=== TASK BRIEF ===
Please repeat all of the listing exactly.

[Begin]

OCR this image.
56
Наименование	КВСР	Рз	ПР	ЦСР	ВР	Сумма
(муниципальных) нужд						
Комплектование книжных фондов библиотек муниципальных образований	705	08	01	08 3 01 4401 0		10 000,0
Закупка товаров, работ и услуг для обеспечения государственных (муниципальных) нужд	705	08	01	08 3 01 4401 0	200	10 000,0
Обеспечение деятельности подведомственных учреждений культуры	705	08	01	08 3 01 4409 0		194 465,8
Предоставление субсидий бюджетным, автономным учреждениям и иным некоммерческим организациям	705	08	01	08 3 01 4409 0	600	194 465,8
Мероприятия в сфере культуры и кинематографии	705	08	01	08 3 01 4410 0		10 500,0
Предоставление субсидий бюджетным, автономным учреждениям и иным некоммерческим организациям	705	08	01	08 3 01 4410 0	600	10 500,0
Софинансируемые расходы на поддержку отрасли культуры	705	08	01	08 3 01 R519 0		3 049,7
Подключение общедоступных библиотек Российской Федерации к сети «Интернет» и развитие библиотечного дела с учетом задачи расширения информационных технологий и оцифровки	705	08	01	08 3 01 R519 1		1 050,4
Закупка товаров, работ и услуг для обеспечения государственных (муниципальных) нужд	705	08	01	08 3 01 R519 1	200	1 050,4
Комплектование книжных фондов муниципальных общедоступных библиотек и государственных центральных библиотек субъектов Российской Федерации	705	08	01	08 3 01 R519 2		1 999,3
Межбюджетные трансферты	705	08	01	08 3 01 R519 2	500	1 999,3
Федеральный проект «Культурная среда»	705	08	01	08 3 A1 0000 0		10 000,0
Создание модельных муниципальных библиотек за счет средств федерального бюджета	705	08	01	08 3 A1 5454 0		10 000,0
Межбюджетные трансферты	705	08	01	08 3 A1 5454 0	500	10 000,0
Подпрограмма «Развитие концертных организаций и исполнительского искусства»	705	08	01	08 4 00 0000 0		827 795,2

[End]

=== COMPLETE RESPONSE ===
OCR this image.
56
Наименование	КВСР	Рз	ПР	ЦСР	ВР	Сумма
(муниципальных) нужд						
Комплектование книжных фондов библиотек муниципальных образований	705	08	01	08 3 01 4401 0		10 000,0
Закупка товаров, работ и услуг для обеспечения государственных (муниципальных) нужд	705	08	01	08 3 01 4401 0	200	10 000,0
Обеспечение деятельности подведомственных учреждений культуры	705	08	01	08 3 01 4409 0		194 465,8
Предоставление субсидий бюджетным, автономным учреждениям и иным некоммерческим организациям	705	08	01	08 3 01 4409 0	600	194 465,8
Мероприятия в сфере культуры и кинематографии	705	08	01	08 3 01 4410 0		10 500,0
Предоставление субсидий бюджетным, автономным учреждениям и иным некоммерческим организациям	705	08	01	08 3 01 4410 0	600	10 500,0
Софинансируемые расходы на поддержку отрасли культуры	705	08	01	08 3 01 R519 0		3 049,7
Подключение общедоступных библиотек Российской Федерации к сети «Интернет» и развитие библиотечного дела с учетом задачи расширения информационных технологий и оцифровки	705	08	01	08 3 01 R519 1		1 050,4
Закупка товаров, работ и услуг для обеспечения государственных (муниципальных) нужд	705	08	01	08 3 01 R519 1	200	1 050,4
Комплектование книжных фондов муниципальных общедоступных библиотек и государственных центральных библиотек субъектов Российской Федерации	705	08	01	08 3 01 R519 2		1 999,3
Межбюджетные трансферты	705	08	01	08 3 01 R519 2	500	1 999,3
Федеральный проект «Культурная среда»	705	08	01	08 3 A1 0000 0		10 000,0
Создание модельных муниципальных библиотек за счет средств федерального бюджета	705	08	01	08 3 A1 5454 0		10 000,0
Межбюджетные трансферты	705	08	01	08 3 A1 5454 0	500	10 000,0
Подпрограмма «Развитие концертных организаций и исполнительского искусства»	705	08	01	08 4 00 0000 0		827 795,2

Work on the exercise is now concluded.